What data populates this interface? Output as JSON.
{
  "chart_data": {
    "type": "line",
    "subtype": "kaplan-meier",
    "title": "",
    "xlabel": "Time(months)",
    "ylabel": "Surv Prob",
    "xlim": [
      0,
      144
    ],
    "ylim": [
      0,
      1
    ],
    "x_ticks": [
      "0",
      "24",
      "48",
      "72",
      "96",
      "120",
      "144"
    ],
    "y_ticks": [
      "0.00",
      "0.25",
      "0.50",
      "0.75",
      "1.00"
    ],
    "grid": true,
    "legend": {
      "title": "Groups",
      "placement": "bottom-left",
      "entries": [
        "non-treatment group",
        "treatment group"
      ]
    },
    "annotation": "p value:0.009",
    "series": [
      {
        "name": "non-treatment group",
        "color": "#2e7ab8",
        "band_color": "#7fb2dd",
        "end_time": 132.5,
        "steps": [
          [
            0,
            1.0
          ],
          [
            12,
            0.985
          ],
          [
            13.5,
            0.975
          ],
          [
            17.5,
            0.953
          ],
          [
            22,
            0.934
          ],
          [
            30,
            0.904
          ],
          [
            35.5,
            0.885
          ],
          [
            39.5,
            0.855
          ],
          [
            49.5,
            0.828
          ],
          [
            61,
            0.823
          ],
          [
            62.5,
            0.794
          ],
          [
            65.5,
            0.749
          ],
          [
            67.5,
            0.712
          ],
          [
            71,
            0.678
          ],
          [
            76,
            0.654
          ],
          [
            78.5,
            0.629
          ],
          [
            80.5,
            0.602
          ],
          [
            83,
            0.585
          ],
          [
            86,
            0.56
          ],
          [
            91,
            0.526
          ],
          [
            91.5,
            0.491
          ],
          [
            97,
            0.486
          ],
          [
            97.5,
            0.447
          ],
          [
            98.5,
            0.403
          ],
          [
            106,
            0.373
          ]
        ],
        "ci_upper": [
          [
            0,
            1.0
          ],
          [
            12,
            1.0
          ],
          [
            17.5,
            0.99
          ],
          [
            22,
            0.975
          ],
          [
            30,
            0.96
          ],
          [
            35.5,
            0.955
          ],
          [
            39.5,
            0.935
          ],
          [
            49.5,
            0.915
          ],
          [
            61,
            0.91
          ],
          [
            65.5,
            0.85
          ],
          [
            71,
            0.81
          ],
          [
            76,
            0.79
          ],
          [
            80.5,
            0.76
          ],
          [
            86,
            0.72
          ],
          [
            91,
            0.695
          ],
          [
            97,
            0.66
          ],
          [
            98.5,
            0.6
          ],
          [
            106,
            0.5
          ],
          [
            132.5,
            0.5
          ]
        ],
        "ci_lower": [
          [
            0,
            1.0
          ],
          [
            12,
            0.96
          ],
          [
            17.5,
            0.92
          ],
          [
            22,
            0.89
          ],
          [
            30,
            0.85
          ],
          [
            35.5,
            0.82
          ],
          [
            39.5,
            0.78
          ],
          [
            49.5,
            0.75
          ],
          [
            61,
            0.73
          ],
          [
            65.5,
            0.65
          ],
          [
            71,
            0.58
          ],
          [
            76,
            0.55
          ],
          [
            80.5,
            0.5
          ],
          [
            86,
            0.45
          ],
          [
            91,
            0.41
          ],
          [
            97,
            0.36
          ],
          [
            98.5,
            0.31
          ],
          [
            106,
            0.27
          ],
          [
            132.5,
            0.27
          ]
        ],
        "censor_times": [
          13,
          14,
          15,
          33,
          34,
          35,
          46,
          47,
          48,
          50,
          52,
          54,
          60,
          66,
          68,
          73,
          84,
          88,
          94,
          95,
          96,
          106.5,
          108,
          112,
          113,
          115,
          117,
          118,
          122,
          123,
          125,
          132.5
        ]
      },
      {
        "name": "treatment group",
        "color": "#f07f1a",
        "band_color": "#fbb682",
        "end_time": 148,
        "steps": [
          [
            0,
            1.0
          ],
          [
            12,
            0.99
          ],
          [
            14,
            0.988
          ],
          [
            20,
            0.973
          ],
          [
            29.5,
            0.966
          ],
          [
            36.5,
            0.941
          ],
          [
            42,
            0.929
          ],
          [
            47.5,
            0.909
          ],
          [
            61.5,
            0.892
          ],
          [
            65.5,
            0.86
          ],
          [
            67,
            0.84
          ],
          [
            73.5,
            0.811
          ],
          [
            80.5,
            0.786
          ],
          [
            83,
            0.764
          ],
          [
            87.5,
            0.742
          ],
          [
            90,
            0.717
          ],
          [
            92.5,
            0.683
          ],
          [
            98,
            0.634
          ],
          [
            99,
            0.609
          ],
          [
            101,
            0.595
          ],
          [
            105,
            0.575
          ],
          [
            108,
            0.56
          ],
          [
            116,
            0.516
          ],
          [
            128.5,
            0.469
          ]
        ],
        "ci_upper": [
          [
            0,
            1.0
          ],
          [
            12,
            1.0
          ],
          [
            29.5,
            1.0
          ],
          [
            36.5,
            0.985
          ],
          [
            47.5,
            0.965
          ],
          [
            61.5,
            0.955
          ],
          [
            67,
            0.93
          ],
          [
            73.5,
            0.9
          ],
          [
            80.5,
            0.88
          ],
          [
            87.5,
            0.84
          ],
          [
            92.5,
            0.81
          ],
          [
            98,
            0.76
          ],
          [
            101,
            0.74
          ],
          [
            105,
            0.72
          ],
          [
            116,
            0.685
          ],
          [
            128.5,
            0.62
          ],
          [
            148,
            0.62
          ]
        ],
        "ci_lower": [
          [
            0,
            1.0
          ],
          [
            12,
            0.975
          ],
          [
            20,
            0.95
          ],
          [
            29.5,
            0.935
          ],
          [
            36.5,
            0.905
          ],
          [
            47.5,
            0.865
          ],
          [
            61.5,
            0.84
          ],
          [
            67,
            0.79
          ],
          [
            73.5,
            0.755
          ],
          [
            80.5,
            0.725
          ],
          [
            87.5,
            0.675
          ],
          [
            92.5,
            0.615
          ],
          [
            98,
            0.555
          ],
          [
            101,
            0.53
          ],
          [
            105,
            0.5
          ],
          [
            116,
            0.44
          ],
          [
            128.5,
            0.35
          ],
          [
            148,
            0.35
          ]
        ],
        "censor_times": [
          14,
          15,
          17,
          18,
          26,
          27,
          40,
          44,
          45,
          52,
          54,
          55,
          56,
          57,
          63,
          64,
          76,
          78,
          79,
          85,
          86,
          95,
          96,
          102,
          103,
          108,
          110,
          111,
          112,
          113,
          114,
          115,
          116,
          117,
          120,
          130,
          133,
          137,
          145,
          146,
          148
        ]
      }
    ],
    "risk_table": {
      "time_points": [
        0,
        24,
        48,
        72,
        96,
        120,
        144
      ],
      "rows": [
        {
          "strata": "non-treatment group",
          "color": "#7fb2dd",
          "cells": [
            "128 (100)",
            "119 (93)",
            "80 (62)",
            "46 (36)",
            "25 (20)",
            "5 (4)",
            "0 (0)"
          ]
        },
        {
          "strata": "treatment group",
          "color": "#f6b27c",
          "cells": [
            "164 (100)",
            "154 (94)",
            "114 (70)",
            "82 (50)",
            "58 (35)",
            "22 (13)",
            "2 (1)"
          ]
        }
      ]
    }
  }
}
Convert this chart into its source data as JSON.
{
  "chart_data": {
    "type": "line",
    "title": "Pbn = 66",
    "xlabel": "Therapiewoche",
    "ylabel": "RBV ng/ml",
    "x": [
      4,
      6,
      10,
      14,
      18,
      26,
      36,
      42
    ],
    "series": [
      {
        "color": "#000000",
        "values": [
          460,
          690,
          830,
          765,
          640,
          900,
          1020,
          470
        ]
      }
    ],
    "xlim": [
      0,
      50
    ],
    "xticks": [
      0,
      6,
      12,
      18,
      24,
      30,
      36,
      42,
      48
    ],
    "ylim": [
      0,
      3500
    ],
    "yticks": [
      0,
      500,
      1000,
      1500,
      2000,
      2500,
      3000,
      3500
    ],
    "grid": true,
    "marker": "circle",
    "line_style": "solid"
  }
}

● ● ● ● ●

**What the task asks**
Within the material above, find the lines that contain the word "name"; copy them.

**Expected answer**
        "name": "non-treatment group",
        "name": "treatment group",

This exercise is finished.